• _What you are asked to do_:
Examine the records and identify each line that includes the string "trans". Copy those lines.

• _Task material_:
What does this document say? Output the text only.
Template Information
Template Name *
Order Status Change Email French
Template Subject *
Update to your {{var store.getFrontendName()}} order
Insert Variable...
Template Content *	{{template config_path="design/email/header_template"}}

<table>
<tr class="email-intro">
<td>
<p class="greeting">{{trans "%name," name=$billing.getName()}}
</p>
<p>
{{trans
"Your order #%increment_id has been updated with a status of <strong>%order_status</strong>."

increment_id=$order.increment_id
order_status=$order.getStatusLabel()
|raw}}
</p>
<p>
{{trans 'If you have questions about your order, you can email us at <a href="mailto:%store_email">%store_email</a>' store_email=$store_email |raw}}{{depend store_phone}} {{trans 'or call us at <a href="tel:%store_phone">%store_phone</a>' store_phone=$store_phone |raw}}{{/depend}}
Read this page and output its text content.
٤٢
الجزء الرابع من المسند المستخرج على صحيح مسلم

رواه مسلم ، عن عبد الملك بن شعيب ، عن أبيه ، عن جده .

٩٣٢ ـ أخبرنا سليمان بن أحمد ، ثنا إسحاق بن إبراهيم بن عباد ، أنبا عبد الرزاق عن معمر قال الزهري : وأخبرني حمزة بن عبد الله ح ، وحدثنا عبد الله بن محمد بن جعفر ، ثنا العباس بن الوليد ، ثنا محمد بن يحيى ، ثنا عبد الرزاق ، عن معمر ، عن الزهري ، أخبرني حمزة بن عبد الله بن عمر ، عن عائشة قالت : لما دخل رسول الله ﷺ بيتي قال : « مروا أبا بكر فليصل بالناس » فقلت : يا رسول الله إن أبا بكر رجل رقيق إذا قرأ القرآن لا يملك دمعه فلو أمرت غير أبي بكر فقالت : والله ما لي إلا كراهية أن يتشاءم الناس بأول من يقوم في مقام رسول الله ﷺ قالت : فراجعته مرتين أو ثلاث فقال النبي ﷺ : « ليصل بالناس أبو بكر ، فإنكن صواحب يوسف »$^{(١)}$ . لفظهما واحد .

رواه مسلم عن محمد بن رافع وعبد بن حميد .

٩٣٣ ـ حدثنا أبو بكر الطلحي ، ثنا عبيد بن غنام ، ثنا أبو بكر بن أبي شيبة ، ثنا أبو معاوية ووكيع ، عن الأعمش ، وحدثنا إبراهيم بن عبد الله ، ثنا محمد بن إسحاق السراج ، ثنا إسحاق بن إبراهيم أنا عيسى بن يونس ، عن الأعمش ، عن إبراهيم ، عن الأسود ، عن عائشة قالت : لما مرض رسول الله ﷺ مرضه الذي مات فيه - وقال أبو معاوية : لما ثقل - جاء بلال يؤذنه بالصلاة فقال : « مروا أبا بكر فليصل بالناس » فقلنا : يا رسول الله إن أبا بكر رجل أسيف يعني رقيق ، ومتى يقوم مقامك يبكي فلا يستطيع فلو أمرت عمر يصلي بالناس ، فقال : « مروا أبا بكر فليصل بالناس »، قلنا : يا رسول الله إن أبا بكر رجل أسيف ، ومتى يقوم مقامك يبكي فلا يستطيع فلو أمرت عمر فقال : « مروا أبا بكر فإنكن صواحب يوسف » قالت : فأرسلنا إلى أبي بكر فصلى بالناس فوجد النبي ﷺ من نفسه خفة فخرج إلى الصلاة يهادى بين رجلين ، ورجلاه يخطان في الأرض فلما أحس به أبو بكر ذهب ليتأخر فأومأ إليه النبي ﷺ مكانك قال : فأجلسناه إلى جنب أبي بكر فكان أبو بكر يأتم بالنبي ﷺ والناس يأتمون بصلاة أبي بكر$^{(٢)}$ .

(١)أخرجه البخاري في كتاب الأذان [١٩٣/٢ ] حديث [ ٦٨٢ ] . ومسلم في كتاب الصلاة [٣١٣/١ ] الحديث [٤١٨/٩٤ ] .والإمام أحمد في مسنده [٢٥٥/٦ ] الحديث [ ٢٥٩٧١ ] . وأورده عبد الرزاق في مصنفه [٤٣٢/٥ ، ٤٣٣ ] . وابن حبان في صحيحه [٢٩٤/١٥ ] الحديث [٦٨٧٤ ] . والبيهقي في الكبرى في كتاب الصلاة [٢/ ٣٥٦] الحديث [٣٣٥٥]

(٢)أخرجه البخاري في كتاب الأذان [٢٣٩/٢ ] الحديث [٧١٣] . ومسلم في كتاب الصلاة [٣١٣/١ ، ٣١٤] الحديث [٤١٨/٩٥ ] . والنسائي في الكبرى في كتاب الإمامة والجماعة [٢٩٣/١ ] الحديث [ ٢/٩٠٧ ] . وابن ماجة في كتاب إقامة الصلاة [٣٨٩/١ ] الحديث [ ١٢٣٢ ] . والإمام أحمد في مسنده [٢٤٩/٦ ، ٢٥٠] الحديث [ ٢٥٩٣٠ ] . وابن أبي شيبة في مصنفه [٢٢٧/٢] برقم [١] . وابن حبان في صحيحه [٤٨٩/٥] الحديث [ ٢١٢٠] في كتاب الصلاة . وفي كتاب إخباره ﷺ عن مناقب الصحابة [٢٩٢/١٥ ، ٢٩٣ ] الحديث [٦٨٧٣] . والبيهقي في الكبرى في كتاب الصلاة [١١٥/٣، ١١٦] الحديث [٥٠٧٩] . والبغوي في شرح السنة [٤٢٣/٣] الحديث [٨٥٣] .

• _Task response_:
<p class="greeting">{{trans "%name," name=$billing.getName()}}
{{trans
{{trans 'If you have questions about your order, you can email us at <a href="mailto:%store_email">%store_email</a>' store_email=$store_email |raw}}{{depend store_phone}} {{trans 'or call us at <a href="tel:%store_phone">%store_phone</a>' store_phone=$store_phone |raw}}{{/depend}}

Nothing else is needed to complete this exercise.